Where an entry holds an image, skip the image but reproduce the rest word for word.

Dataset rows about figures
===============
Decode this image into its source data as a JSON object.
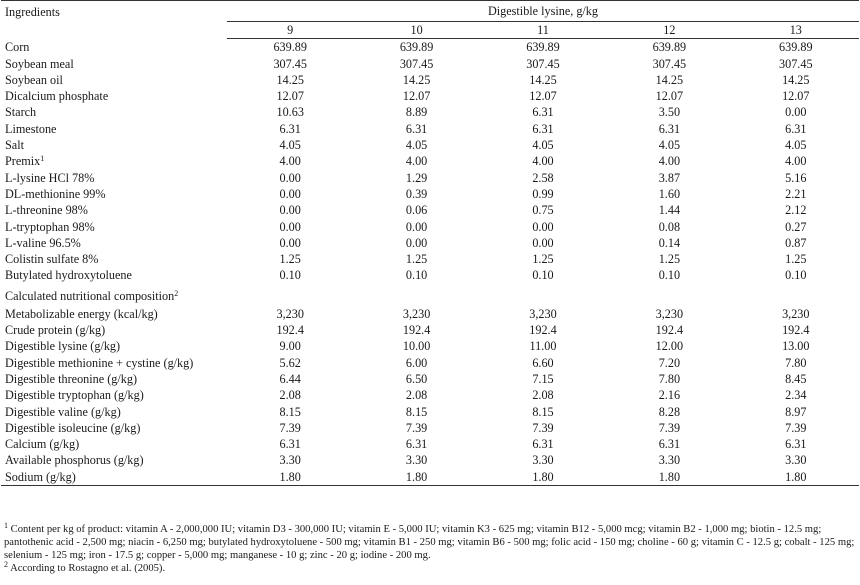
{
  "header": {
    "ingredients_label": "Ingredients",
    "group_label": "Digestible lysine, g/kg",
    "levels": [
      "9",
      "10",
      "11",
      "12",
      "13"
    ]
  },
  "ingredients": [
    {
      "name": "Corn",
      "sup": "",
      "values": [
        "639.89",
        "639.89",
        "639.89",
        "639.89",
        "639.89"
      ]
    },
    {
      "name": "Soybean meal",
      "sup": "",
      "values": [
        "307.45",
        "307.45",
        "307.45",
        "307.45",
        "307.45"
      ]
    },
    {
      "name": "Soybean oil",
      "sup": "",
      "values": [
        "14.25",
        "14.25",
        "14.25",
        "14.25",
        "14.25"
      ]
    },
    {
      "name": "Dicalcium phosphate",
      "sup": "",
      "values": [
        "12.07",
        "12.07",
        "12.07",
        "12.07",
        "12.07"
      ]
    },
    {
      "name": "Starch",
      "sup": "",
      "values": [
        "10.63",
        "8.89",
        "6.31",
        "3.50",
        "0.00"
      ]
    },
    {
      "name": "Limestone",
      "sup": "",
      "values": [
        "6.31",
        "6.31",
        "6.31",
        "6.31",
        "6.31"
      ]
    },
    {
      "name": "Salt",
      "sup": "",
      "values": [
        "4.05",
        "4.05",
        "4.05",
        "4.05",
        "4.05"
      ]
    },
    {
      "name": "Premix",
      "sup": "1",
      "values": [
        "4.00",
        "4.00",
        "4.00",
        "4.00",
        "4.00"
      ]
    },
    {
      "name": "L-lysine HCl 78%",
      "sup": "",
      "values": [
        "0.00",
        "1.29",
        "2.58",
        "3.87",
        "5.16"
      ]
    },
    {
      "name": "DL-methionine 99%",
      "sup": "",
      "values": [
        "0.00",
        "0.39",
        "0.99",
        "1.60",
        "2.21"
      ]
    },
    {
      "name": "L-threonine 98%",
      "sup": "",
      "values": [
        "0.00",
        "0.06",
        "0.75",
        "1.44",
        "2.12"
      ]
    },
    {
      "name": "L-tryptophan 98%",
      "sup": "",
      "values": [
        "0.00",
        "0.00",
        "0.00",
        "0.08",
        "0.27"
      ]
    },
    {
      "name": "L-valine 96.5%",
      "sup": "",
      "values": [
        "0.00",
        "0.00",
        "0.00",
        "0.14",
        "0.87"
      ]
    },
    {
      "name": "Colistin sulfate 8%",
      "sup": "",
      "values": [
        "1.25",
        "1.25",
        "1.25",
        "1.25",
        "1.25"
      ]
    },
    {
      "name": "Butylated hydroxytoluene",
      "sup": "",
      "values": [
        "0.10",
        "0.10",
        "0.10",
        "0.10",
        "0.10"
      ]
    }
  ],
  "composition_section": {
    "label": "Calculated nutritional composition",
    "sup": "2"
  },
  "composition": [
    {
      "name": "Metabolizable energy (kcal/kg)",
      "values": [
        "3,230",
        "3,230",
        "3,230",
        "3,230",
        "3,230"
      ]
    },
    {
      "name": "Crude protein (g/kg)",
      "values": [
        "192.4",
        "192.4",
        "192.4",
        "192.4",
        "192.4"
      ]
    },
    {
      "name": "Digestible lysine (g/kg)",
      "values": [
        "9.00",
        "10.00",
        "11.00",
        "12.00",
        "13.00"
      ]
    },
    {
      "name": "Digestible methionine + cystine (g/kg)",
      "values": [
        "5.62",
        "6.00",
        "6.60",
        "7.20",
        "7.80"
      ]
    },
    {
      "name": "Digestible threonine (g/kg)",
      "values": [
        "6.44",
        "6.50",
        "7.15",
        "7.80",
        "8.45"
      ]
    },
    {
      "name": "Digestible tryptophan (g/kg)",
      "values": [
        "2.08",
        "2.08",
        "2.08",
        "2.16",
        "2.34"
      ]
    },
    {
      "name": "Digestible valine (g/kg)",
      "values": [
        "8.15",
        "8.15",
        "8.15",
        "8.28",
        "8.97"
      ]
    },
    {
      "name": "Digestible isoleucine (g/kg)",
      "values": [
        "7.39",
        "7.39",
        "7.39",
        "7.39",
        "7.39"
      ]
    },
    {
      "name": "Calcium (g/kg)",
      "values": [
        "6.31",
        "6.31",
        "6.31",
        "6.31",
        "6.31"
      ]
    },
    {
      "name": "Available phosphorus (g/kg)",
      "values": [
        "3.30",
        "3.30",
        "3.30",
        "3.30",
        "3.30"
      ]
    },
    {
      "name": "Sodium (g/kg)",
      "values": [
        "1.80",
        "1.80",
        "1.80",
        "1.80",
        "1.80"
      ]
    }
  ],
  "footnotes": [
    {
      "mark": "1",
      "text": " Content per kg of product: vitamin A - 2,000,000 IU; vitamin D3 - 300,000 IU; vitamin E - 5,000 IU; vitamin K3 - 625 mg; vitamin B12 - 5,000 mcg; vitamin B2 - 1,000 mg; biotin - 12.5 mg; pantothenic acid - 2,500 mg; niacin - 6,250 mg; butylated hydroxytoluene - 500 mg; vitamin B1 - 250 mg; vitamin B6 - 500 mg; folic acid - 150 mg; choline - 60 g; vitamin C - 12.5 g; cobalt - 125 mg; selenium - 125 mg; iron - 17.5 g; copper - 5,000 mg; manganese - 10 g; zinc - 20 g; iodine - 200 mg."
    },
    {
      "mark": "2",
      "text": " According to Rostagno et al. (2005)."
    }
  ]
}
===============
- [Answer area]
Decode this image into its source data as a JSON object.
{
  "header": {
    "ingredients_label": "Ingredients",
    "group_label": "Digestible lysine, g/kg",
    "levels": [
      "9",
      "10",
      "11",
      "12",
      "13"
    ]
  },
  "ingredients": [
    {
      "name": "Corn",
      "sup": "",
      "values": [
        "639.89",
        "639.89",
        "639.89",
        "639.89",
        "639.89"
      ]
    },
    {
      "name": "Soybean meal",
      "sup": "",
      "values": [
        "307.45",
        "307.45",
        "307.45",
        "307.45",
        "307.45"
      ]
    },
    {
      "name": "Soybean oil",
      "sup": "",
      "values": [
        "14.25",
        "14.25",
        "14.25",
        "14.25",
        "14.25"
      ]
    },
    {
      "name": "Dicalcium phosphate",
      "sup": "",
      "values": [
        "12.07",
        "12.07",
        "12.07",
        "12.07",
        "12.07"
      ]
    },
    {
      "name": "Starch",
      "sup": "",
      "values": [
        "10.63",
        "8.89",
        "6.31",
        "3.50",
        "0.00"
      ]
    },
    {
      "name": "Limestone",
      "sup": "",
      "values": [
        "6.31",
        "6.31",
        "6.31",
        "6.31",
        "6.31"
      ]
    },
    {
      "name": "Salt",
      "sup": "",
      "values": [
        "4.05",
        "4.05",
        "4.05",
        "4.05",
        "4.05"
      ]
    },
    {
      "name": "Premix",
      "sup": "1",
      "values": [
        "4.00",
        "4.00",
        "4.00",
        "4.00",
        "4.00"
      ]
    },
    {
      "name": "L-lysine HCl 78%",
      "sup": "",
      "values": [
        "0.00",
        "1.29",
        "2.58",
        "3.87",
        "5.16"
      ]
    },
    {
      "name": "DL-methionine 99%",
      "sup": "",
      "values": [
        "0.00",
        "0.39",
        "0.99",
        "1.60",
        "2.21"
      ]
    },
    {
      "name": "L-threonine 98%",
      "sup": "",
      "values": [
        "0.00",
        "0.06",
        "0.75",
        "1.44",
        "2.12"
      ]
    },
    {
      "name": "L-tryptophan 98%",
      "sup": "",
      "values": [
        "0.00",
        "0.00",
        "0.00",
        "0.08",
        "0.27"
      ]
    },
    {
      "name": "L-valine 96.5%",
      "sup": "",
      "values": [
        "0.00",
        "0.00",
        "0.00",
        "0.14",
        "0.87"
      ]
    },
    {
      "name": "Colistin sulfate 8%",
      "sup": "",
      "values": [
        "1.25",
        "1.25",
        "1.25",
        "1.25",
        "1.25"
      ]
    },
    {
      "name": "Butylated hydroxytoluene",
      "sup": "",
      "values": [
        "0.10",
        "0.10",
        "0.10",
        "0.10",
        "0.10"
      ]
    }
  ],
  "composition_section": {
    "label": "Calculated nutritional composition",
    "sup": "2"
  },
  "composition": [
    {
      "name": "Metabolizable energy (kcal/kg)",
      "values": [
        "3,230",
        "3,230",
        "3,230",
        "3,230",
        "3,230"
      ]
    },
    {
      "name": "Crude protein (g/kg)",
      "values": [
        "192.4",
        "192.4",
        "192.4",
        "192.4",
        "192.4"
      ]
    },
    {
      "name": "Digestible lysine (g/kg)",
      "values": [
        "9.00",
        "10.00",
        "11.00",
        "12.00",
        "13.00"
      ]
    },
    {
      "name": "Digestible methionine + cystine (g/kg)",
      "values": [
        "5.62",
        "6.00",
        "6.60",
        "7.20",
        "7.80"
      ]
    },
    {
      "name": "Digestible threonine (g/kg)",
      "values": [
        "6.44",
        "6.50",
        "7.15",
        "7.80",
        "8.45"
      ]
    },
    {
      "name": "Digestible tryptophan (g/kg)",
      "values": [
        "2.08",
        "2.08",
        "2.08",
        "2.16",
        "2.34"
      ]
    },
    {
      "name": "Digestible valine (g/kg)",
      "values": [
        "8.15",
        "8.15",
        "8.15",
        "8.28",
        "8.97"
      ]
    },
    {
      "name": "Digestible isoleucine (g/kg)",
      "values": [
        "7.39",
        "7.39",
        "7.39",
        "7.39",
        "7.39"
      ]
    },
    {
      "name": "Calcium (g/kg)",
      "values": [
        "6.31",
        "6.31",
        "6.31",
        "6.31",
        "6.31"
      ]
    },
    {
      "name": "Available phosphorus (g/kg)",
      "values": [
        "3.30",
        "3.30",
        "3.30",
        "3.30",
        "3.30"
      ]
    },
    {
      "name": "Sodium (g/kg)",
      "values": [
        "1.80",
        "1.80",
        "1.80",
        "1.80",
        "1.80"
      ]
    }
  ],
  "footnotes": [
    {
      "mark": "1",
      "text": " Content per kg of product: vitamin A - 2,000,000 IU; vitamin D3 - 300,000 IU; vitamin E - 5,000 IU; vitamin K3 - 625 mg; vitamin B12 - 5,000 mcg; vitamin B2 - 1,000 mg; biotin - 12.5 mg; pantothenic acid - 2,500 mg; niacin - 6,250 mg; butylated hydroxytoluene - 500 mg; vitamin B1 - 250 mg; vitamin B6 - 500 mg; folic acid - 150 mg; choline - 60 g; vitamin C - 12.5 g; cobalt - 125 mg; selenium - 125 mg; iron - 17.5 g; copper - 5,000 mg; manganese - 10 g; zinc - 20 g; iodine - 200 mg."
    },
    {
      "mark": "2",
      "text": " According to Rostagno et al. (2005)."
    }
  ]
}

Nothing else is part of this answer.